Extracted records:
<<<<

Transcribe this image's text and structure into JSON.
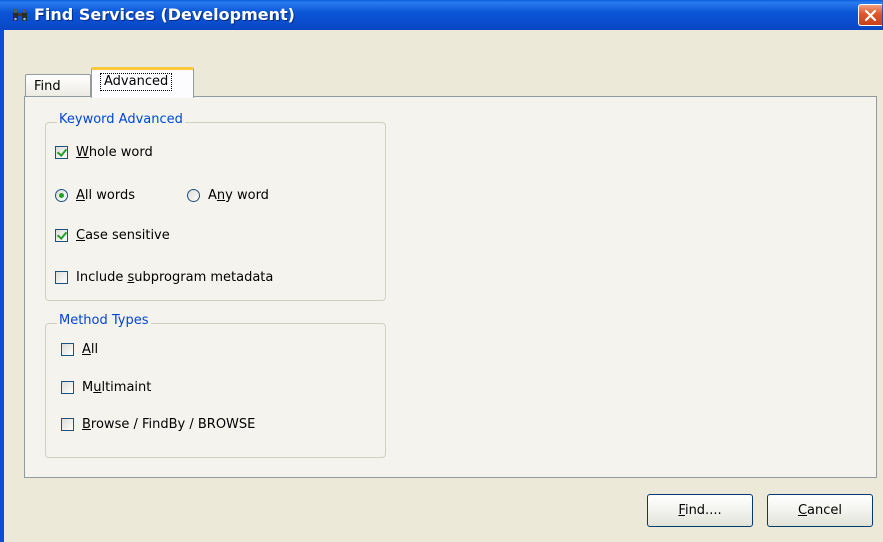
{
  "window": {
    "title": "Find Services (Development)",
    "title_icon": "binoculars-icon",
    "close_icon": "close-icon"
  },
  "tabs": [
    {
      "label": "Find",
      "active": false
    },
    {
      "label": "Advanced",
      "active": true
    }
  ],
  "keyword_group": {
    "label": "Keyword Advanced",
    "whole_word": {
      "prefix": "",
      "mnemonic": "W",
      "rest": "hole word",
      "checked": true
    },
    "all_words": {
      "prefix": "",
      "mnemonic": "A",
      "rest": "ll words",
      "selected": true
    },
    "any_word": {
      "prefix": "A",
      "mnemonic": "n",
      "rest": "y word",
      "selected": false
    },
    "case_sensitive": {
      "prefix": "",
      "mnemonic": "C",
      "rest": "ase sensitive",
      "checked": true
    },
    "include_subprogram": {
      "prefix": "Include ",
      "mnemonic": "s",
      "rest": "ubprogram metadata",
      "checked": false
    }
  },
  "method_group": {
    "label": "Method Types",
    "all": {
      "prefix": "",
      "mnemonic": "A",
      "rest": "ll",
      "checked": false
    },
    "multimaint": {
      "prefix": "M",
      "mnemonic": "u",
      "rest": "ltimaint",
      "checked": false
    },
    "browse": {
      "prefix": "",
      "mnemonic": "B",
      "rest": "rowse / FindBy / BROWSE",
      "checked": false
    }
  },
  "buttons": {
    "find": {
      "mnemonic": "F",
      "rest": "ind...."
    },
    "cancel": {
      "mnemonic": "C",
      "rest": "ancel"
    }
  },
  "colors": {
    "titlebar": "#0a4fd0",
    "groupbox_label": "#0046d5",
    "check_mark": "#21a121",
    "dialog_bg": "#ece9d8"
  }
}
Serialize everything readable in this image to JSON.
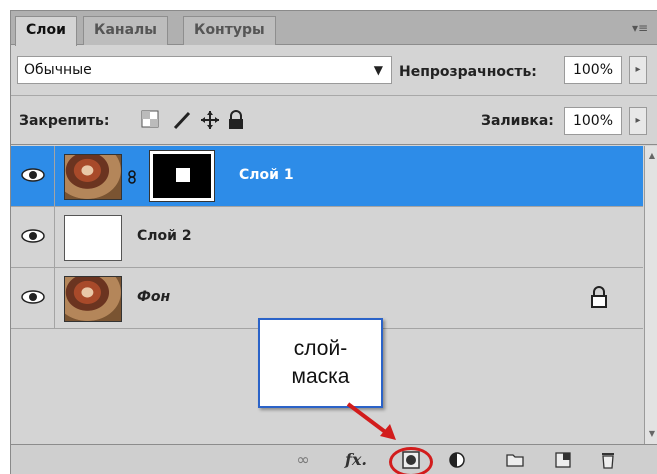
{
  "tabs": [
    {
      "label": "Слои",
      "active": true
    },
    {
      "label": "Каналы",
      "active": false
    },
    {
      "label": "Контуры",
      "active": false
    }
  ],
  "panel_menu_icon": "panel-menu-icon",
  "blend": {
    "mode": "Обычные",
    "opacity_label": "Непрозрачность:",
    "opacity_value": "100%"
  },
  "lock": {
    "label": "Закрепить:",
    "icons": [
      "lock-transparent-icon",
      "lock-brush-icon",
      "lock-move-icon",
      "lock-all-icon"
    ],
    "fill_label": "Заливка:",
    "fill_value": "100%"
  },
  "layers": [
    {
      "name": "Слой 1",
      "selected": true,
      "thumb": "photo",
      "has_mask": true
    },
    {
      "name": "Слой 2",
      "selected": false,
      "thumb": "white",
      "has_mask": false
    },
    {
      "name": "Фон",
      "selected": false,
      "thumb": "photo",
      "locked": true
    }
  ],
  "toolbar": {
    "icons": [
      "link-layers-icon",
      "fx-icon",
      "add-mask-icon",
      "adjustment-icon",
      "group-icon",
      "new-layer-icon",
      "trash-icon"
    ],
    "fx_label": "fx"
  },
  "callout": {
    "line1": "слой-",
    "line2": "маска"
  },
  "colors": {
    "selection": "#2d8ce8",
    "highlight": "#d21c1c",
    "callout_border": "#2b63c8"
  }
}
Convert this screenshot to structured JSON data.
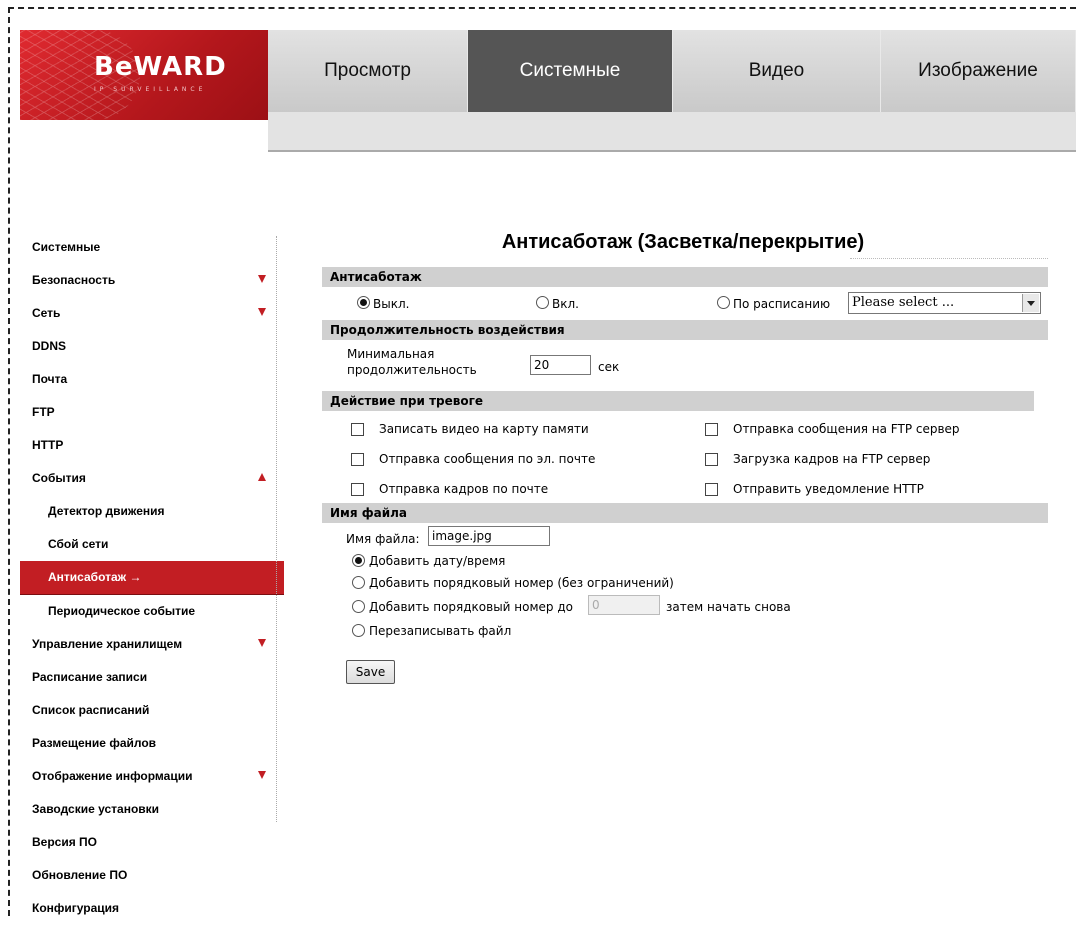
{
  "logo": {
    "brand": "BeWARD",
    "tagline": "IP SURVEILLANCE"
  },
  "topnav": {
    "tabs": [
      {
        "label": "Просмотр",
        "active": false
      },
      {
        "label": "Системные",
        "active": true
      },
      {
        "label": "Видео",
        "active": false
      },
      {
        "label": "Изображение",
        "active": false
      }
    ]
  },
  "sidebar": {
    "items": [
      {
        "label": "Системные"
      },
      {
        "label": "Безопасность",
        "arrow": "down"
      },
      {
        "label": "Сеть",
        "arrow": "down"
      },
      {
        "label": "DDNS"
      },
      {
        "label": "Почта"
      },
      {
        "label": "FTP"
      },
      {
        "label": "HTTP"
      },
      {
        "label": "События",
        "arrow": "up"
      },
      {
        "label": "Детектор движения",
        "sub": true
      },
      {
        "label": "Сбой сети",
        "sub": true
      },
      {
        "label": "Антисаботаж →",
        "sub": true,
        "active": true
      },
      {
        "label": "Периодическое событие",
        "sub": true
      },
      {
        "label": "Управление хранилищем",
        "arrow": "down"
      },
      {
        "label": "Расписание записи"
      },
      {
        "label": "Список расписаний"
      },
      {
        "label": "Размещение файлов"
      },
      {
        "label": "Отображение информации",
        "arrow": "down"
      },
      {
        "label": "Заводские установки"
      },
      {
        "label": "Версия ПО"
      },
      {
        "label": "Обновление ПО"
      },
      {
        "label": "Конфигурация"
      }
    ]
  },
  "page_title": "Антисаботаж (Засветка/перекрытие)",
  "antisabotage": {
    "header": "Антисаботаж",
    "off_label": "Выкл.",
    "on_label": "Вкл.",
    "schedule_label": "По расписанию",
    "schedule_select": "Please select ...",
    "selected": "off"
  },
  "duration": {
    "header": "Продолжительность воздействия",
    "label_line1": "Минимальная",
    "label_line2": "продолжительность",
    "value": "20",
    "unit": "сек"
  },
  "alarm_action": {
    "header": "Действие при тревоге",
    "record_sd": "Записать видео на карту памяти",
    "email_msg": "Отправка сообщения по эл. почте",
    "email_frames": "Отправка кадров по почте",
    "ftp_msg": "Отправка сообщения на FTP сервер",
    "ftp_frames": "Загрузка кадров на FTP сервер",
    "http_notify": "Отправить уведомление HTTP"
  },
  "filename": {
    "header": "Имя файла",
    "label": "Имя файла:",
    "value": "image.jpg",
    "opt_datetime": "Добавить дату/время",
    "opt_seq_unlimited": "Добавить порядковый номер (без ограничений)",
    "opt_seq_upto": "Добавить порядковый номер до",
    "seq_max_placeholder": "0",
    "opt_seq_suffix": "затем начать снова",
    "opt_overwrite": "Перезаписывать файл",
    "selected": "datetime"
  },
  "save_label": "Save",
  "colors": {
    "brand_red": "#c21e23",
    "active_tab": "#555555",
    "section_bg": "#d0d0d0"
  }
}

>>>>

* **Short task**
Restate each entry word for word, leaving out any pictures.

* **Task answer**
Transcribe this image's text and structure into JSON.
{
  "window": {
    "title": "Find Services (Development)",
    "title_icon": "binoculars-icon",
    "close_icon": "close-icon"
  },
  "tabs": [
    {
      "label": "Find",
      "active": false
    },
    {
      "label": "Advanced",
      "active": true
    }
  ],
  "keyword_group": {
    "label": "Keyword Advanced",
    "whole_word": {
      "prefix": "",
      "mnemonic": "W",
      "rest": "hole word",
      "checked": true
    },
    "all_words": {
      "prefix": "",
      "mnemonic": "A",
      "rest": "ll words",
      "selected": true
    },
    "any_word": {
      "prefix": "A",
      "mnemonic": "n",
      "rest": "y word",
      "selected": false
    },
    "case_sensitive": {
      "prefix": "",
      "mnemonic": "C",
      "rest": "ase sensitive",
      "checked": true
    },
    "include_subprogram": {
      "prefix": "Include ",
      "mnemonic": "s",
      "rest": "ubprogram metadata",
      "checked": false
    }
  },
  "method_group": {
    "label": "Method Types",
    "all": {
      "prefix": "",
      "mnemonic": "A",
      "rest": "ll",
      "checked": false
    },
    "multimaint": {
      "prefix": "M",
      "mnemonic": "u",
      "rest": "ltimaint",
      "checked": false
    },
    "browse": {
      "prefix": "",
      "mnemonic": "B",
      "rest": "rowse / FindBy / BROWSE",
      "checked": false
    }
  },
  "buttons": {
    "find": {
      "mnemonic": "F",
      "rest": "ind...."
    },
    "cancel": {
      "mnemonic": "C",
      "rest": "ancel"
    }
  },
  "colors": {
    "titlebar": "#0a4fd0",
    "groupbox_label": "#0046d5",
    "check_mark": "#21a121",
    "dialog_bg": "#ece9d8"
  }
}
Serialize everything readable in this image to JSON.
{
  "tabs": [
    {
      "label": "Слои",
      "active": true
    },
    {
      "label": "Каналы",
      "active": false
    },
    {
      "label": "Контуры",
      "active": false
    }
  ],
  "panel_menu_icon": "panel-menu-icon",
  "blend": {
    "mode": "Обычные",
    "opacity_label": "Непрозрачность:",
    "opacity_value": "100%"
  },
  "lock": {
    "label": "Закрепить:",
    "icons": [
      "lock-transparent-icon",
      "lock-brush-icon",
      "lock-move-icon",
      "lock-all-icon"
    ],
    "fill_label": "Заливка:",
    "fill_value": "100%"
  },
  "layers": [
    {
      "name": "Слой 1",
      "selected": true,
      "thumb": "photo",
      "has_mask": true
    },
    {
      "name": "Слой 2",
      "selected": false,
      "thumb": "white",
      "has_mask": false
    },
    {
      "name": "Фон",
      "selected": false,
      "thumb": "photo",
      "locked": true
    }
  ],
  "toolbar": {
    "icons": [
      "link-layers-icon",
      "fx-icon",
      "add-mask-icon",
      "adjustment-icon",
      "group-icon",
      "new-layer-icon",
      "trash-icon"
    ],
    "fx_label": "fx"
  },
  "callout": {
    "line1": "слой-",
    "line2": "маска"
  },
  "colors": {
    "selection": "#2d8ce8",
    "highlight": "#d21c1c",
    "callout_border": "#2b63c8"
  }
}
Convert this screenshot to structured JSON data.
{
  "logo": {
    "brand": "BeWARD",
    "tagline": "IP SURVEILLANCE"
  },
  "topnav": {
    "tabs": [
      {
        "label": "Просмотр",
        "active": false
      },
      {
        "label": "Системные",
        "active": true
      },
      {
        "label": "Видео",
        "active": false
      },
      {
        "label": "Изображение",
        "active": false
      }
    ]
  },
  "sidebar": {
    "items": [
      {
        "label": "Системные"
      },
      {
        "label": "Безопасность",
        "arrow": "down"
      },
      {
        "label": "Сеть",
        "arrow": "down"
      },
      {
        "label": "DDNS"
      },
      {
        "label": "Почта"
      },
      {
        "label": "FTP"
      },
      {
        "label": "HTTP"
      },
      {
        "label": "События",
        "arrow": "up"
      },
      {
        "label": "Детектор движения",
        "sub": true
      },
      {
        "label": "Сбой сети",
        "sub": true
      },
      {
        "label": "Антисаботаж →",
        "sub": true,
        "active": true
      },
      {
        "label": "Периодическое событие",
        "sub": true
      },
      {
        "label": "Управление хранилищем",
        "arrow": "down"
      },
      {
        "label": "Расписание записи"
      },
      {
        "label": "Список расписаний"
      },
      {
        "label": "Размещение файлов"
      },
      {
        "label": "Отображение информации",
        "arrow": "down"
      },
      {
        "label": "Заводские установки"
      },
      {
        "label": "Версия ПО"
      },
      {
        "label": "Обновление ПО"
      },
      {
        "label": "Конфигурация"
      }
    ]
  },
  "page_title": "Антисаботаж (Засветка/перекрытие)",
  "antisabotage": {
    "header": "Антисаботаж",
    "off_label": "Выкл.",
    "on_label": "Вкл.",
    "schedule_label": "По расписанию",
    "schedule_select": "Please select ...",
    "selected": "off"
  },
  "duration": {
    "header": "Продолжительность воздействия",
    "label_line1": "Минимальная",
    "label_line2": "продолжительность",
    "value": "20",
    "unit": "сек"
  },
  "alarm_action": {
    "header": "Действие при тревоге",
    "record_sd": "Записать видео на карту памяти",
    "email_msg": "Отправка сообщения по эл. почте",
    "email_frames": "Отправка кадров по почте",
    "ftp_msg": "Отправка сообщения на FTP сервер",
    "ftp_frames": "Загрузка кадров на FTP сервер",
    "http_notify": "Отправить уведомление HTTP"
  },
  "filename": {
    "header": "Имя файла",
    "label": "Имя файла:",
    "value": "image.jpg",
    "opt_datetime": "Добавить дату/время",
    "opt_seq_unlimited": "Добавить порядковый номер (без ограничений)",
    "opt_seq_upto": "Добавить порядковый номер до",
    "seq_max_placeholder": "0",
    "opt_seq_suffix": "затем начать снова",
    "opt_overwrite": "Перезаписывать файл",
    "selected": "datetime"
  },
  "save_label": "Save",
  "colors": {
    "brand_red": "#c21e23",
    "active_tab": "#555555",
    "section_bg": "#d0d0d0"
  }
}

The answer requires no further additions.